== AVAILABLE DATA

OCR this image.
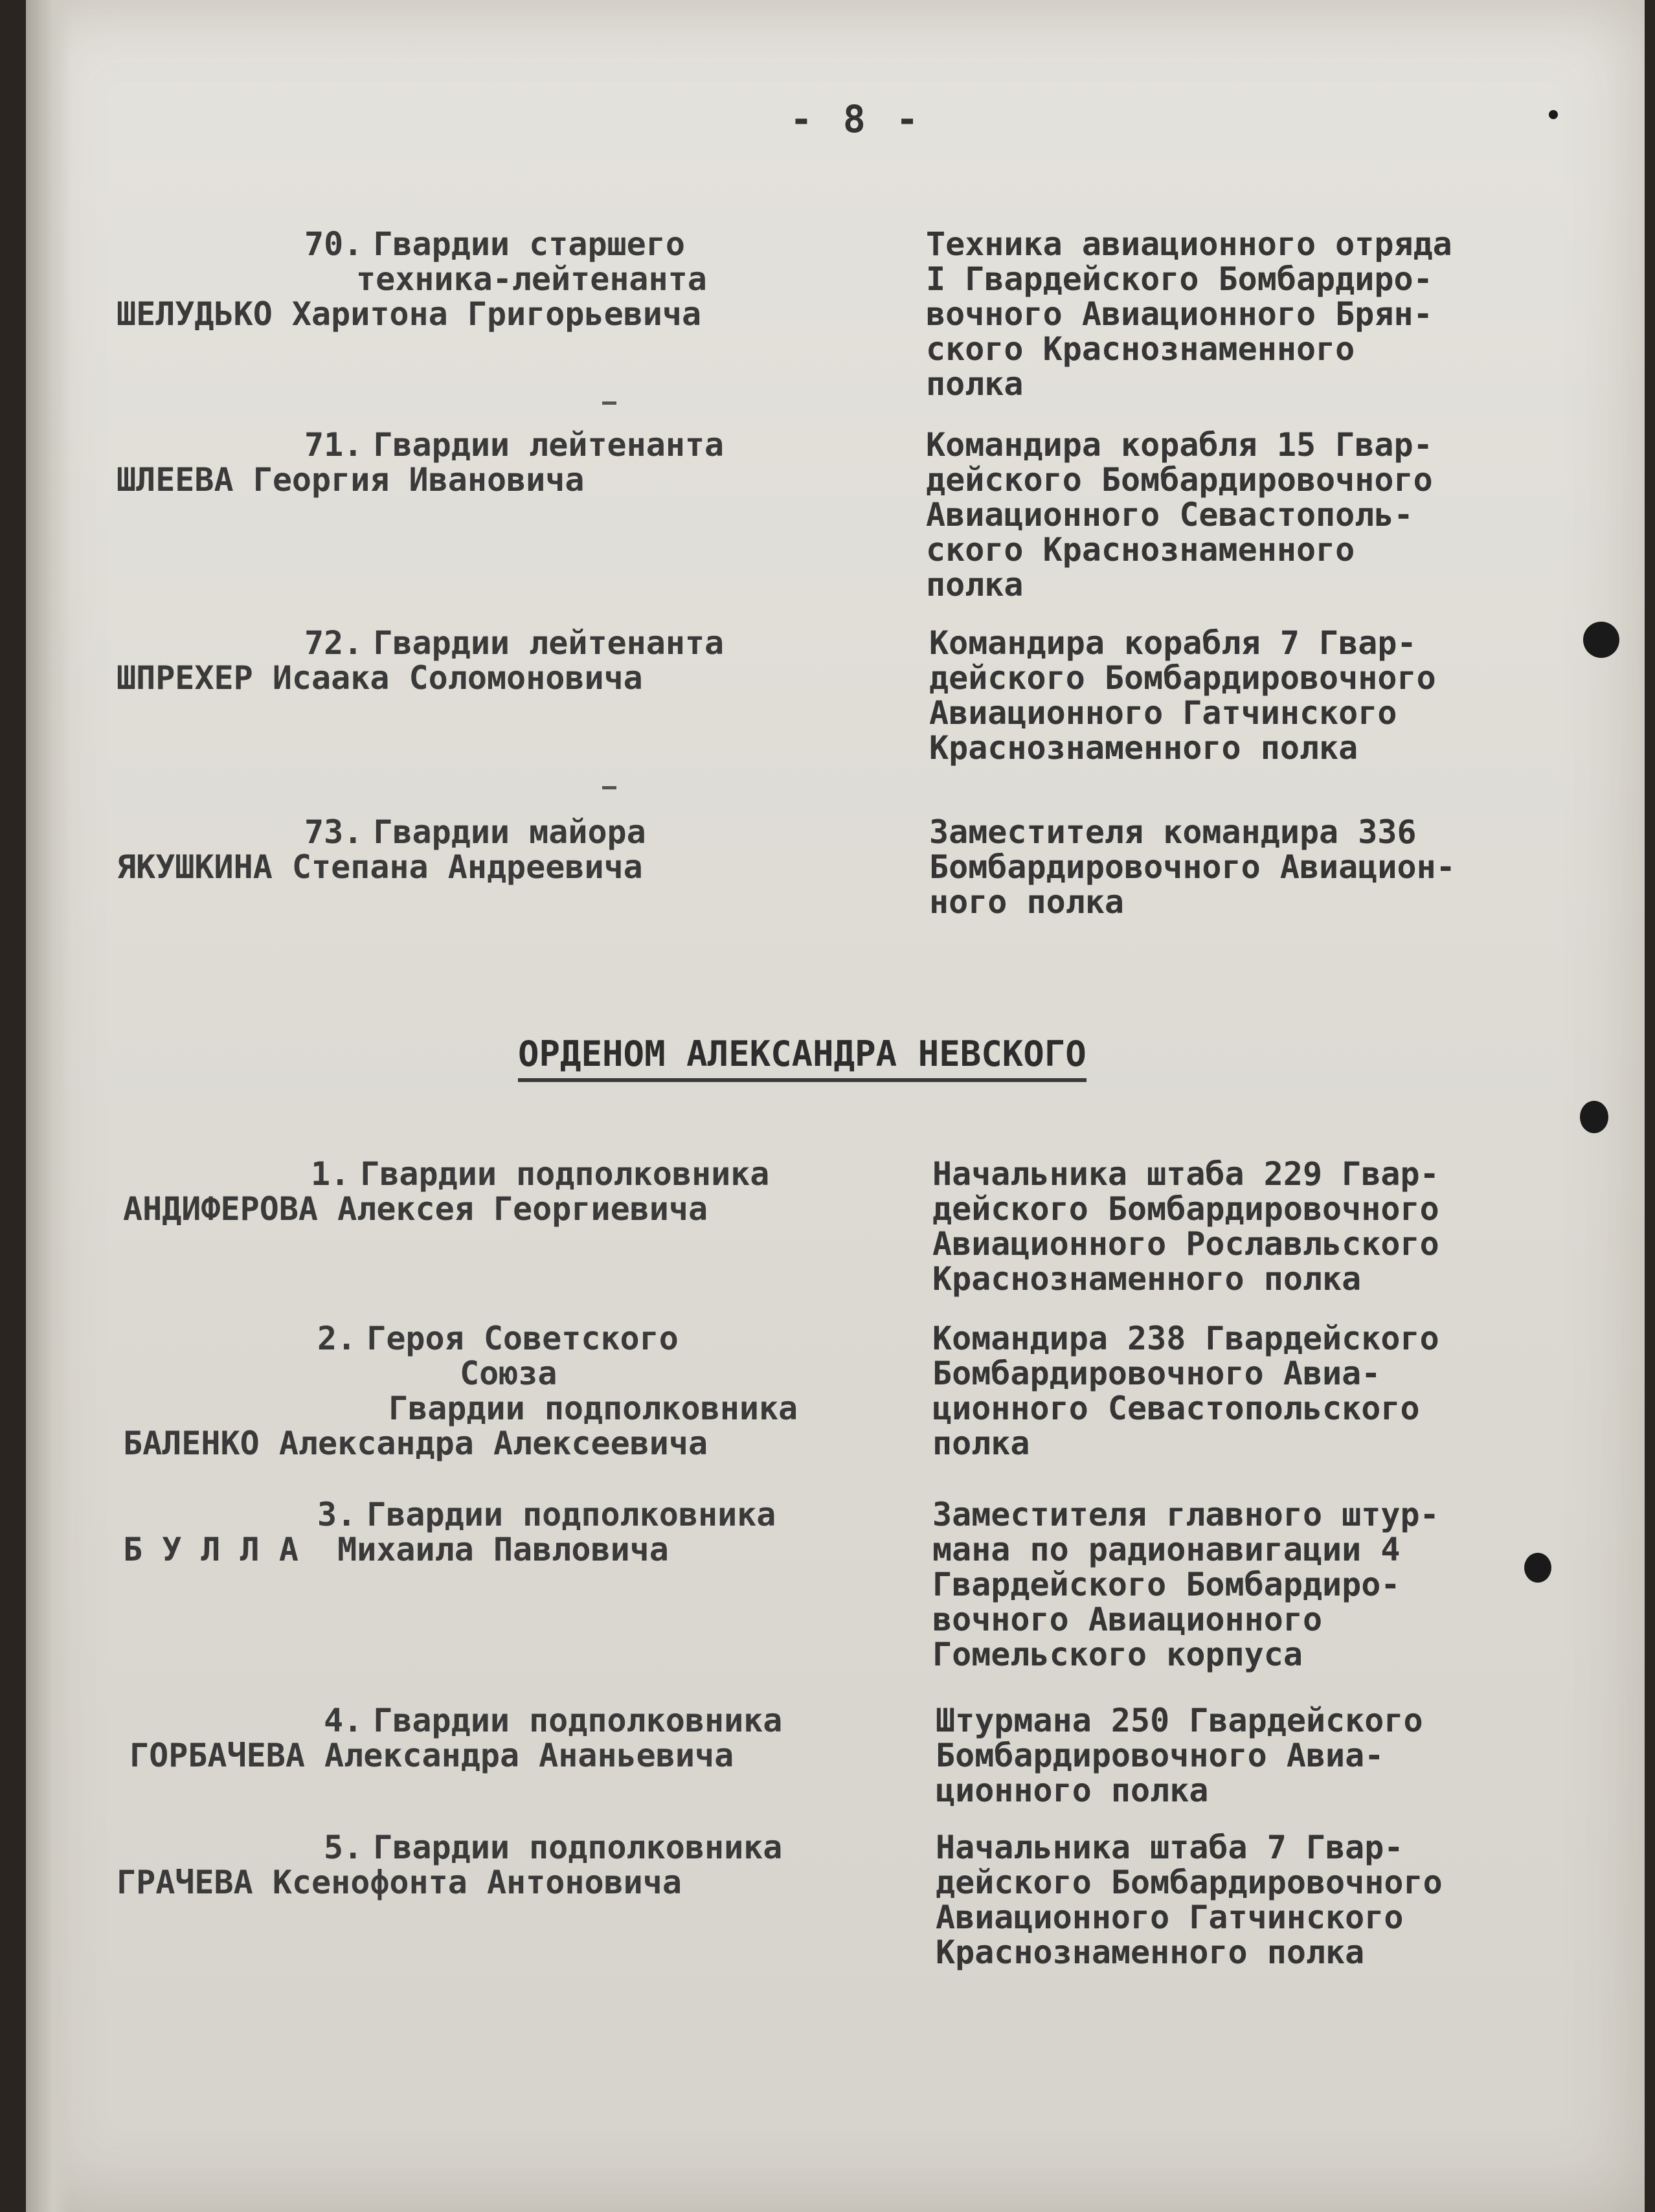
- 8 -
70. Гвардии старшего
техника-лейтенанта
ШЕЛУДЬКО Харитона Григорьевича
Техника авиационного отряда
I Гвардейского Бомбардиро-
вочного Авиационного Брян-
ского Краснознаменного
полка
71. Гвардии лейтенанта
ШЛЕЕВА Георгия Ивановича
Командира корабля 15 Гвар-
дейского Бомбардировочного
Авиационного Севастополь-
ского Краснознаменного
полка
72. Гвардии лейтенанта
ШПРЕХЕР Исаака Соломоновича
Командира корабля 7 Гвар-
дейского Бомбардировочного
Авиационного Гатчинского
Краснознаменного полка
73. Гвардии майора
ЯКУШКИНА Степана Андреевича
Заместителя командира 336
Бомбардировочного Авиацион-
ного полка
ОРДЕНОМ АЛЕКСАНДРА НЕВСКОГО
1. Гвардии подполковника
АНДИФЕРОВА Алексея Георгиевича
Начальника штаба 229 Гвар-
дейского Бомбардировочного
Авиационного Рославльского
Краснознаменного полка
2. Героя Советского
Союза
Гвардии подполковника
БАЛЕНКО Александра Алексеевича
Командира 238 Гвардейского
Бомбардировочного Авиа-
ционного Севастопольского
полка
3. Гвардии подполковника
Б У Л Л А  Михаила Павловича
Заместителя главного штур-
мана по радионавигации 4
Гвардейского Бомбардиро-
вочного Авиационного
Гомельского корпуса
4. Гвардии подполковника
ГОРБАЧЕВА Александра Ананьевича
Штурмана 250 Гвардейского
Бомбардировочного Авиа-
ционного полка
5. Гвардии подполковника
ГРАЧЕВА Ксенофонта Антоновича
Начальника штаба 7 Гвар-
дейского Бомбардировочного
Авиационного Гатчинского
Краснознаменного полка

====

EXERCISE
Will you restate every entry word for word and omit the images?

SOLUTION TO THE EXERCISE
OCR this image.
- 8 -
70. Гвардии старшего
техника-лейтенанта
ШЕЛУДЬКО Харитона Григорьевича
Техника авиационного отряда
I Гвардейского Бомбардиро-
вочного Авиационного Брян-
ского Краснознаменного
полка
71. Гвардии лейтенанта
ШЛЕЕВА Георгия Ивановича
Командира корабля 15 Гвар-
дейского Бомбардировочного
Авиационного Севастополь-
ского Краснознаменного
полка
72. Гвардии лейтенанта
ШПРЕХЕР Исаака Соломоновича
Командира корабля 7 Гвар-
дейского Бомбардировочного
Авиационного Гатчинского
Краснознаменного полка
73. Гвардии майора
ЯКУШКИНА Степана Андреевича
Заместителя командира 336
Бомбардировочного Авиацион-
ного полка
ОРДЕНОМ АЛЕКСАНДРА НЕВСКОГО
1. Гвардии подполковника
АНДИФЕРОВА Алексея Георгиевича
Начальника штаба 229 Гвар-
дейского Бомбардировочного
Авиационного Рославльского
Краснознаменного полка
2. Героя Советского
Союза
Гвардии подполковника
БАЛЕНКО Александра Алексеевича
Командира 238 Гвардейского
Бомбардировочного Авиа-
ционного Севастопольского
полка
3. Гвардии подполковника
Б У Л Л А  Михаила Павловича
Заместителя главного штур-
мана по радионавигации 4
Гвардейского Бомбардиро-
вочного Авиационного
Гомельского корпуса
4. Гвардии подполковника
ГОРБАЧЕВА Александра Ананьевича
Штурмана 250 Гвардейского
Бомбардировочного Авиа-
ционного полка
5. Гвардии подполковника
ГРАЧЕВА Ксенофонта Антоновича
Начальника штаба 7 Гвар-
дейского Бомбардировочного
Авиационного Гатчинского
Краснознаменного полка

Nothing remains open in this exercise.